[Collection entries]

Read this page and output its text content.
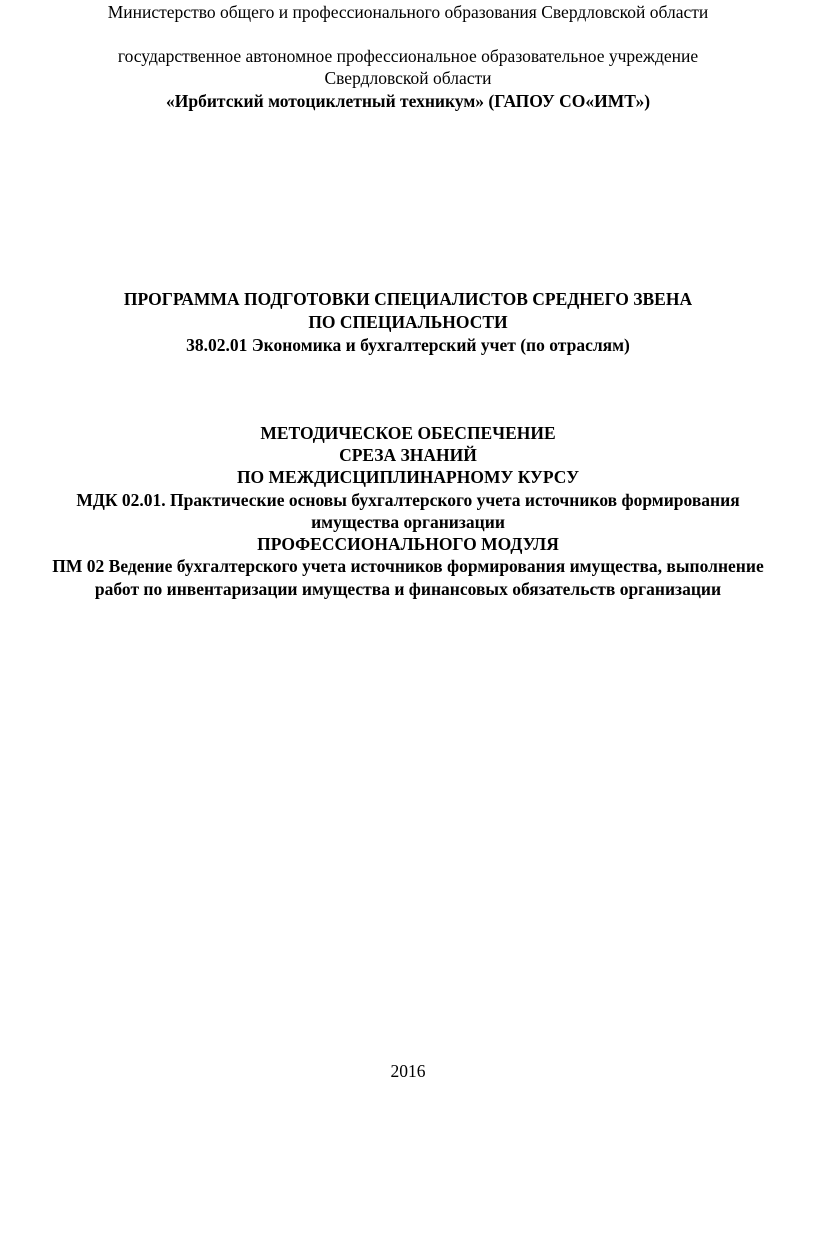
Министерство общего и профессионального образования Свердловской области
государственное автономное профессиональное образовательное учреждение
Свердловской области
«Ирбитский мотоциклетный техникум» (ГАПОУ СО«ИМТ»)
ПРОГРАММА ПОДГОТОВКИ СПЕЦИАЛИСТОВ СРЕДНЕГО ЗВЕНА
ПО СПЕЦИАЛЬНОСТИ
38.02.01 Экономика и бухгалтерский учет (по отраслям)
МЕТОДИЧЕСКОЕ ОБЕСПЕЧЕНИЕ
СРЕЗА ЗНАНИЙ
ПО МЕЖДИСЦИПЛИНАРНОМУ КУРСУ
МДК 02.01. Практические основы бухгалтерского учета источников формирования
имущества организации
ПРОФЕССИОНАЛЬНОГО МОДУЛЯ
ПМ 02 Ведение бухгалтерского учета источников формирования имущества, выполнение
работ по инвентаризации имущества и финансовых обязательств организации
2016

* WHAT IS BEING ASKED: Transcribe the material exactly, leaving every picture out.

* RESPONSE TO THIS EXERCISE:
Read this page and output its text content.
Министерство общего и профессионального образования Свердловской области
государственное автономное профессиональное образовательное учреждение
Свердловской области
«Ирбитский мотоциклетный техникум» (ГАПОУ СО«ИМТ»)
ПРОГРАММА ПОДГОТОВКИ СПЕЦИАЛИСТОВ СРЕДНЕГО ЗВЕНА
ПО СПЕЦИАЛЬНОСТИ
38.02.01 Экономика и бухгалтерский учет (по отраслям)
МЕТОДИЧЕСКОЕ ОБЕСПЕЧЕНИЕ
СРЕЗА ЗНАНИЙ
ПО МЕЖДИСЦИПЛИНАРНОМУ КУРСУ
МДК 02.01. Практические основы бухгалтерского учета источников формирования
имущества организации
ПРОФЕССИОНАЛЬНОГО МОДУЛЯ
ПМ 02 Ведение бухгалтерского учета источников формирования имущества, выполнение
работ по инвентаризации имущества и финансовых обязательств организации
2016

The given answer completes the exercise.